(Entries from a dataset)

☆ ☆ ☆ ☆ ☆ ☆ ☆

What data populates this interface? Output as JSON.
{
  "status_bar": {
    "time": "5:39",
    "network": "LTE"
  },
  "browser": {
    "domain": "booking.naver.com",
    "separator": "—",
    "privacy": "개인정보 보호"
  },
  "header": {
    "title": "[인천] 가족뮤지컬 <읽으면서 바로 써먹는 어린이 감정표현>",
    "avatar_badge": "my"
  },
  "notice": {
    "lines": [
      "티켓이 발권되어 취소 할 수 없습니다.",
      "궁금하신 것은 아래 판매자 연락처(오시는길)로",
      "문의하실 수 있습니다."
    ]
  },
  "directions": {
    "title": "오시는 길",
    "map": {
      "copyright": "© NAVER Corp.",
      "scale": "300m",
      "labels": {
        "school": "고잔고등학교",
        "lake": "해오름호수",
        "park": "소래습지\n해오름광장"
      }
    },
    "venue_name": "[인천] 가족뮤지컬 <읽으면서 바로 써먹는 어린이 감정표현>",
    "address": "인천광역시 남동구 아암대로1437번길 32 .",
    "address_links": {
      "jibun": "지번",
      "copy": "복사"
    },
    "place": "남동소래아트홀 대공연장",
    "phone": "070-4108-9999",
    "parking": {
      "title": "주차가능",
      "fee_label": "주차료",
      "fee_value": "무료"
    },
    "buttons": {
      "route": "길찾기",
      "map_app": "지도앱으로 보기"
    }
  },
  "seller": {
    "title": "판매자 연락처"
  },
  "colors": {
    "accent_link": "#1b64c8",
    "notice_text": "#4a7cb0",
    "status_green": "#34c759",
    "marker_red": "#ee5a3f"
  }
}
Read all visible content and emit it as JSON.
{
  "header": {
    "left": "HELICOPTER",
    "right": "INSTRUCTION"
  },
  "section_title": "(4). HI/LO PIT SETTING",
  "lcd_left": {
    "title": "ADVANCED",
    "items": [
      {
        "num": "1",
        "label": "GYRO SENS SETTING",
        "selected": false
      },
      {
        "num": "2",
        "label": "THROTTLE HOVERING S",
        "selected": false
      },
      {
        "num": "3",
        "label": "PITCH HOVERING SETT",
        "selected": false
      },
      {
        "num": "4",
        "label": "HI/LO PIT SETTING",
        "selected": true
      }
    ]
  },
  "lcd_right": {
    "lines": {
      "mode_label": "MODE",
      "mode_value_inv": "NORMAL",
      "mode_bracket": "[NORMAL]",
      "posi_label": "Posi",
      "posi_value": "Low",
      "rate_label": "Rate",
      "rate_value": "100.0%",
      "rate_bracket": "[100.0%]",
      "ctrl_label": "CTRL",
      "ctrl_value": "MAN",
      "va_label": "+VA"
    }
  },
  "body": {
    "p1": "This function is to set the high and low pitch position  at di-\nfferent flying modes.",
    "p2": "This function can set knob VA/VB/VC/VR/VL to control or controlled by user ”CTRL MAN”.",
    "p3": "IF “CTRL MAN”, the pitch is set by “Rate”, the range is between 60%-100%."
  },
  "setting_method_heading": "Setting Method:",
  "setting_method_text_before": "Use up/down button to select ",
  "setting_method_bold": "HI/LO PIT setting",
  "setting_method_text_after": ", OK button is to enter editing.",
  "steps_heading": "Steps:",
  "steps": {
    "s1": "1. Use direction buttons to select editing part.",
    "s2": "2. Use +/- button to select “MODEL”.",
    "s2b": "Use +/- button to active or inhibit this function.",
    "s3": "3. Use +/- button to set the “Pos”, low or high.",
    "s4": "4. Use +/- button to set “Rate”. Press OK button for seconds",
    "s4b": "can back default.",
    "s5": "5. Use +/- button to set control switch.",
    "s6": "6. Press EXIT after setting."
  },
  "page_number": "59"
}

☆ ☆ ☆ ☆ ☆ ☆ ☆

(What this task involves) Extract every record and return it verbatim.

(Final result)
What data populates this interface? Output as JSON.
{
  "status_bar": {
    "time": "5:39",
    "network": "LTE"
  },
  "browser": {
    "domain": "booking.naver.com",
    "separator": "—",
    "privacy": "개인정보 보호"
  },
  "header": {
    "title": "[인천] 가족뮤지컬 <읽으면서 바로 써먹는 어린이 감정표현>",
    "avatar_badge": "my"
  },
  "notice": {
    "lines": [
      "티켓이 발권되어 취소 할 수 없습니다.",
      "궁금하신 것은 아래 판매자 연락처(오시는길)로",
      "문의하실 수 있습니다."
    ]
  },
  "directions": {
    "title": "오시는 길",
    "map": {
      "copyright": "© NAVER Corp.",
      "scale": "300m",
      "labels": {
        "school": "고잔고등학교",
        "lake": "해오름호수",
        "park": "소래습지\n해오름광장"
      }
    },
    "venue_name": "[인천] 가족뮤지컬 <읽으면서 바로 써먹는 어린이 감정표현>",
    "address": "인천광역시 남동구 아암대로1437번길 32 .",
    "address_links": {
      "jibun": "지번",
      "copy": "복사"
    },
    "place": "남동소래아트홀 대공연장",
    "phone": "070-4108-9999",
    "parking": {
      "title": "주차가능",
      "fee_label": "주차료",
      "fee_value": "무료"
    },
    "buttons": {
      "route": "길찾기",
      "map_app": "지도앱으로 보기"
    }
  },
  "seller": {
    "title": "판매자 연락처"
  },
  "colors": {
    "accent_link": "#1b64c8",
    "notice_text": "#4a7cb0",
    "status_green": "#34c759",
    "marker_red": "#ee5a3f"
  }
}
Read all visible content and emit it as JSON.
{
  "header": {
    "left": "HELICOPTER",
    "right": "INSTRUCTION"
  },
  "section_title": "(4). HI/LO PIT SETTING",
  "lcd_left": {
    "title": "ADVANCED",
    "items": [
      {
        "num": "1",
        "label": "GYRO SENS SETTING",
        "selected": false
      },
      {
        "num": "2",
        "label": "THROTTLE HOVERING S",
        "selected": false
      },
      {
        "num": "3",
        "label": "PITCH HOVERING SETT",
        "selected": false
      },
      {
        "num": "4",
        "label": "HI/LO PIT SETTING",
        "selected": true
      }
    ]
  },
  "lcd_right": {
    "lines": {
      "mode_label": "MODE",
      "mode_value_inv": "NORMAL",
      "mode_bracket": "[NORMAL]",
      "posi_label": "Posi",
      "posi_value": "Low",
      "rate_label": "Rate",
      "rate_value": "100.0%",
      "rate_bracket": "[100.0%]",
      "ctrl_label": "CTRL",
      "ctrl_value": "MAN",
      "va_label": "+VA"
    }
  },
  "body": {
    "p1": "This function is to set the high and low pitch position  at di-\nfferent flying modes.",
    "p2": "This function can set knob VA/VB/VC/VR/VL to control or controlled by user ”CTRL MAN”.",
    "p3": "IF “CTRL MAN”, the pitch is set by “Rate”, the range is between 60%-100%."
  },
  "setting_method_heading": "Setting Method:",
  "setting_method_text_before": "Use up/down button to select ",
  "setting_method_bold": "HI/LO PIT setting",
  "setting_method_text_after": ", OK button is to enter editing.",
  "steps_heading": "Steps:",
  "steps": {
    "s1": "1. Use direction buttons to select editing part.",
    "s2": "2. Use +/- button to select “MODEL”.",
    "s2b": "Use +/- button to active or inhibit this function.",
    "s3": "3. Use +/- button to set the “Pos”, low or high.",
    "s4": "4. Use +/- button to set “Rate”. Press OK button for seconds",
    "s4b": "can back default.",
    "s5": "5. Use +/- button to set control switch.",
    "s6": "6. Press EXIT after setting."
  },
  "page_number": "59"
}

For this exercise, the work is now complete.